(Data extract)
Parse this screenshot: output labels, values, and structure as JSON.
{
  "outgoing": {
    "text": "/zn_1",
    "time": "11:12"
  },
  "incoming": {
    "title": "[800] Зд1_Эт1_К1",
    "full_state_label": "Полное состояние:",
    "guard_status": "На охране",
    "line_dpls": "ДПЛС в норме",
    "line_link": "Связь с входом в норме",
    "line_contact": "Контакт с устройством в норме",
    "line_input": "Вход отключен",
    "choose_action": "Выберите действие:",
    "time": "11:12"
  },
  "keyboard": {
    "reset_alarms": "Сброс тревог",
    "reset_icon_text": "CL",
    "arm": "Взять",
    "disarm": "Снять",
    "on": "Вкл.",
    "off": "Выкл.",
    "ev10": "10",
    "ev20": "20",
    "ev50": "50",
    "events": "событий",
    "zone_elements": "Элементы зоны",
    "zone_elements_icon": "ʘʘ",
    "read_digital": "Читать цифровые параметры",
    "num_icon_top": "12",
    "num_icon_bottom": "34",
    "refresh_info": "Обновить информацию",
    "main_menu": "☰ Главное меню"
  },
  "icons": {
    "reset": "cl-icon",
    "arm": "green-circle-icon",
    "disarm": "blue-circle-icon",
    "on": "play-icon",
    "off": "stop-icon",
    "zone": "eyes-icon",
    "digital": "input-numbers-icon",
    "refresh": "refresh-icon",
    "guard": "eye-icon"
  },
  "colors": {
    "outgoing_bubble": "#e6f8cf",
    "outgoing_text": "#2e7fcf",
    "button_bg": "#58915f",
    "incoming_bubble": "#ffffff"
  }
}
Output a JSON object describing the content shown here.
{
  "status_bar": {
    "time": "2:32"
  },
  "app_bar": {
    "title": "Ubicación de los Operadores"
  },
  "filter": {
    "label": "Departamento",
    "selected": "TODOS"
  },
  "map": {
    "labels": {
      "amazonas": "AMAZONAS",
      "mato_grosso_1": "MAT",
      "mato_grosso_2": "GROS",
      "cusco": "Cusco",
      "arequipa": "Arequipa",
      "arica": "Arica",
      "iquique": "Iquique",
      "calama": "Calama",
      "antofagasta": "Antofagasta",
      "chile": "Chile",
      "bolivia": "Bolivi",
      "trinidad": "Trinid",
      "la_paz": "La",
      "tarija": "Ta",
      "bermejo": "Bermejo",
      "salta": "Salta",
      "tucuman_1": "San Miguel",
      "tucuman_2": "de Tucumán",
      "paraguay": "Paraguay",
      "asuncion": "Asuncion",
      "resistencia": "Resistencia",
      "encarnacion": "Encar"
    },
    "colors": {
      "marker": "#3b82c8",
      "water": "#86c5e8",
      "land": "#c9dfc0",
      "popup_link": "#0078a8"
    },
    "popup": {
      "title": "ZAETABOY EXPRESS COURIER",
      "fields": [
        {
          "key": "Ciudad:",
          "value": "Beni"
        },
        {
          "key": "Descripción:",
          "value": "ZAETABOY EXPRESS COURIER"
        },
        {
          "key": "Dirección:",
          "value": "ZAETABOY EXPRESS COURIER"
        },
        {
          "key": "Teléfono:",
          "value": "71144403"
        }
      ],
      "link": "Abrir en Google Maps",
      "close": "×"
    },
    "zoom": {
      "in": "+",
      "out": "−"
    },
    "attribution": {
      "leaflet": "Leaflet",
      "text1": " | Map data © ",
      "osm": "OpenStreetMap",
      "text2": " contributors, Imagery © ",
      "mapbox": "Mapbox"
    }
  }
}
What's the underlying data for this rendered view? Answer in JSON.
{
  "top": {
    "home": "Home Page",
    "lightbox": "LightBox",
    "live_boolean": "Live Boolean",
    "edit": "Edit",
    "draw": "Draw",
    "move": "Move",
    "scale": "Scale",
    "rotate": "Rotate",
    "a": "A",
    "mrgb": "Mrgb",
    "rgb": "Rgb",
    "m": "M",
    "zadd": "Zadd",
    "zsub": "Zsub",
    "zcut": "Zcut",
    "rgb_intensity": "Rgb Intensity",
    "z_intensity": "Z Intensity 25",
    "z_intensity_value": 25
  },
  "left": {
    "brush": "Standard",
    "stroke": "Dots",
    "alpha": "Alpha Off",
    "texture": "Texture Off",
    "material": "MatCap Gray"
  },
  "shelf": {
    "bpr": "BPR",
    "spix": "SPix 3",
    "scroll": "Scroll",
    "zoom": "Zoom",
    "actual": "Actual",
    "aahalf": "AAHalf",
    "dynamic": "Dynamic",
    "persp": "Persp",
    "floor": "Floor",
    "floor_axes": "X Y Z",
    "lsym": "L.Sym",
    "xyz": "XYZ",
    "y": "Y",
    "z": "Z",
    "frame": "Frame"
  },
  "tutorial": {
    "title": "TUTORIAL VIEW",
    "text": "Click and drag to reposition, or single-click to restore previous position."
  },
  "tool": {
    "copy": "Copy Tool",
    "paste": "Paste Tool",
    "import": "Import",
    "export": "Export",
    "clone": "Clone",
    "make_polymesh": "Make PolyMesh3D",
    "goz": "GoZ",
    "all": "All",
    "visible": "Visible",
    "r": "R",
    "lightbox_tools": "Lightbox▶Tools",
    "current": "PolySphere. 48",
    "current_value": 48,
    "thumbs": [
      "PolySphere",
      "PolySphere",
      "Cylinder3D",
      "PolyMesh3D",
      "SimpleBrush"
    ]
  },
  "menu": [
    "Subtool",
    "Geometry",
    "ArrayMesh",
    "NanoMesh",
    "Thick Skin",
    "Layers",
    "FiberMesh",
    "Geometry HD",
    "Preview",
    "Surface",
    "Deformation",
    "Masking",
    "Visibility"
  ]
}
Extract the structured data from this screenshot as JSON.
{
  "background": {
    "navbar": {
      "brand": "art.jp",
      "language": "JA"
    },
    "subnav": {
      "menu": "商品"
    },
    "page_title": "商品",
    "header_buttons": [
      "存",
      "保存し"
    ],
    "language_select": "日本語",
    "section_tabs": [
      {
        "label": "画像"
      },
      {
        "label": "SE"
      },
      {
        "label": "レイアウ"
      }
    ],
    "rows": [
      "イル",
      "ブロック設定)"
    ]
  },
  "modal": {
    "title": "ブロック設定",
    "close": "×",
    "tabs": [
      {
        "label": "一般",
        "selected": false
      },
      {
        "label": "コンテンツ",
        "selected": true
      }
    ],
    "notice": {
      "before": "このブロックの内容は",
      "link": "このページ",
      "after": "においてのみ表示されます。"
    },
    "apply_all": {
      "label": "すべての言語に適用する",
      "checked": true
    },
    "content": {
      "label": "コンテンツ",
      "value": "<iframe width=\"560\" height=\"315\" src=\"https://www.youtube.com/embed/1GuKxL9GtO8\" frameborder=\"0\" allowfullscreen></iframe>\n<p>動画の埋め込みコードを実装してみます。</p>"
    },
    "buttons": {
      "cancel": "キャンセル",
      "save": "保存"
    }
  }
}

(Your objective) Return all lines of the material above in which the word "норме" occurs.

(Response to the exercise)
    "line_dpls": "ДПЛС в норме",
    "line_link": "Связь с входом в норме",
    "line_contact": "Контакт с устройством в норме",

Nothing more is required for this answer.